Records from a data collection
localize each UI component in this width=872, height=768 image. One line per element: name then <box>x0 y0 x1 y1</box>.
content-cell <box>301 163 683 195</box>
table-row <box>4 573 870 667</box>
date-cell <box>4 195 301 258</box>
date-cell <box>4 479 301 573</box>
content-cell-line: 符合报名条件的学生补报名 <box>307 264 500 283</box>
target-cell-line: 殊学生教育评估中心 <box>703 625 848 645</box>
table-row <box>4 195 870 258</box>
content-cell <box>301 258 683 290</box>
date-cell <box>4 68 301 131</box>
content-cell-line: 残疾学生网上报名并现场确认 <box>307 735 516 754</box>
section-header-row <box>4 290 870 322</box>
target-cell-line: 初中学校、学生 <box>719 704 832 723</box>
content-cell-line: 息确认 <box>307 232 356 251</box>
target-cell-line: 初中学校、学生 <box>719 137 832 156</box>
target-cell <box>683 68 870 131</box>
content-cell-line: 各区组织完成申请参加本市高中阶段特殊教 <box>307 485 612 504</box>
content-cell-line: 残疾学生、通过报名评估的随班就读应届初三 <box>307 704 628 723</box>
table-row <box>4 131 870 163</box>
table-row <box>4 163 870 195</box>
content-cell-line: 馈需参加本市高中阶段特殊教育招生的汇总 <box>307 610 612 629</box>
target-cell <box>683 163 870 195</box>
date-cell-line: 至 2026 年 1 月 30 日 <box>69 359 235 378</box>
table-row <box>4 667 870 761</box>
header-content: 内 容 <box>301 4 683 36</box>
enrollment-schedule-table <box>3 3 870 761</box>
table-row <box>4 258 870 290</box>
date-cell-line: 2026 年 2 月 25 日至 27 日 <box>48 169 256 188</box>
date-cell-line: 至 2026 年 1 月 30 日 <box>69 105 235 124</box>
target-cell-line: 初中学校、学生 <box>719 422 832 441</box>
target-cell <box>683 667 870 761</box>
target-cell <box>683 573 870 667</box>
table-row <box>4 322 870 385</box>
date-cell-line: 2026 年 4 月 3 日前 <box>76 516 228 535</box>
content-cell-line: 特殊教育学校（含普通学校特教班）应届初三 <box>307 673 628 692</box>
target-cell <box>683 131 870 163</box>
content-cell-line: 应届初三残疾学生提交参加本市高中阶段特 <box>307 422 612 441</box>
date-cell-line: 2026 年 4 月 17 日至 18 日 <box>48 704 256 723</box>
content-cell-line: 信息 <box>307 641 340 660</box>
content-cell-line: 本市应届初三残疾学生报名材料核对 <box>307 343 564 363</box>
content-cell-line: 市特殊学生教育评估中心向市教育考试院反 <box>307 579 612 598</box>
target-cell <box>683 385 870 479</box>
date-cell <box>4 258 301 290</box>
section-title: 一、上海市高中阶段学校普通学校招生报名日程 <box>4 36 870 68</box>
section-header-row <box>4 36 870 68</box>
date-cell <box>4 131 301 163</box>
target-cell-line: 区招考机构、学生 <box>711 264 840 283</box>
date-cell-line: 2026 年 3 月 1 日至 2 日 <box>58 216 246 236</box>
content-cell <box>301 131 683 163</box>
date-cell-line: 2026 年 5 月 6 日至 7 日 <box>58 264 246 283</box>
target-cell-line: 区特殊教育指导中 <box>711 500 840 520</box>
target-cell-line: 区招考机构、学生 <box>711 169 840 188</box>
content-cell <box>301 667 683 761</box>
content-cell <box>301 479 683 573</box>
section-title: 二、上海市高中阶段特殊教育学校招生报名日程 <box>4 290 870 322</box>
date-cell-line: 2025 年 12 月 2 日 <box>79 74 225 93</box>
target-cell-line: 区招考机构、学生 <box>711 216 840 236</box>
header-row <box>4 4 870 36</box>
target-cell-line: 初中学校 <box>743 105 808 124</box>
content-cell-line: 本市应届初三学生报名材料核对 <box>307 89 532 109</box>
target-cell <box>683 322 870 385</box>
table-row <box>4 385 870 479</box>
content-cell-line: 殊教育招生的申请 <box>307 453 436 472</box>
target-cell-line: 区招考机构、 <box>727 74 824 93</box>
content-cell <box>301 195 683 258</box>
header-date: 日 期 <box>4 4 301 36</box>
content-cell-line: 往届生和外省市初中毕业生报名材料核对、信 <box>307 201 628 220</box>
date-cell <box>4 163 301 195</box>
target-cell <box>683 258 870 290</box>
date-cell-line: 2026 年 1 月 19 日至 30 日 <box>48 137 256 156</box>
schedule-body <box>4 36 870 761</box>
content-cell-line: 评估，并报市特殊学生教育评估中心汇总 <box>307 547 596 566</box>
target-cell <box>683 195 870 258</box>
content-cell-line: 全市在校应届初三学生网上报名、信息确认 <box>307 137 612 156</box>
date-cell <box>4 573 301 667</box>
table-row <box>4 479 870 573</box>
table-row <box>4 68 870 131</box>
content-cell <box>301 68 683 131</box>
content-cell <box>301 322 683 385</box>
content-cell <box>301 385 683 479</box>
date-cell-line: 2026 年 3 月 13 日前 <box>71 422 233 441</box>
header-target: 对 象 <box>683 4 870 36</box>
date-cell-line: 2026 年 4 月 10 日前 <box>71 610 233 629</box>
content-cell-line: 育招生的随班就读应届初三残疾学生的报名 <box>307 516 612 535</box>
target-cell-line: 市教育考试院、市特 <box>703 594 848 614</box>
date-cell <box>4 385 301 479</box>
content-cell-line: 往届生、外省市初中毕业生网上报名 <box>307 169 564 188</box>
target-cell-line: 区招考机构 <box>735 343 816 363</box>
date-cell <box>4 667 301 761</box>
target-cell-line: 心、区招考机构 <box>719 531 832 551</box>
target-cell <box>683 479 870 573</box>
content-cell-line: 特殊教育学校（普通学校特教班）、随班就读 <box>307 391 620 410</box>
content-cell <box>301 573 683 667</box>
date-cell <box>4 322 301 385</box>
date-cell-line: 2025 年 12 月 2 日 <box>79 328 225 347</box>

Given exercise
Arrange everything from the beginning of the records down through the line containing "target-cell <box>683 163 870 195</box>", inclusive, as a numbered list, omitting any blank lines.

Exercise answer
1. localize each UI component in this width=872, height=768 image. One line per element: name then <box>x0 y0 x1 y1</box>.
2. content-cell <box>301 163 683 195</box>
3. table-row <box>4 573 870 667</box>
4. date-cell <box>4 195 301 258</box>
5. date-cell <box>4 479 301 573</box>
6. content-cell-line: 符合报名条件的学生补报名 <box>307 264 500 283</box>
7. target-cell-line: 殊学生教育评估中心 <box>703 625 848 645</box>
8. table-row <box>4 195 870 258</box>
9. content-cell <box>301 258 683 290</box>
10. date-cell <box>4 68 301 131</box>
11. content-cell-line: 残疾学生网上报名并现场确认 <box>307 735 516 754</box>
12. section-header-row <box>4 290 870 322</box>
13. target-cell-line: 初中学校、学生 <box>719 704 832 723</box>
14. content-cell-line: 息确认 <box>307 232 356 251</box>
15. target-cell-line: 初中学校、学生 <box>719 137 832 156</box>
16. target-cell <box>683 68 870 131</box>
17. content-cell-line: 各区组织完成申请参加本市高中阶段特殊教 <box>307 485 612 504</box>
18. content-cell-line: 残疾学生、通过报名评估的随班就读应届初三 <box>307 704 628 723</box>
19. table-row <box>4 131 870 163</box>
20. table-row <box>4 163 870 195</box>
21. content-cell-line: 馈需参加本市高中阶段特殊教育招生的汇总 <box>307 610 612 629</box>
22. target-cell <box>683 163 870 195</box>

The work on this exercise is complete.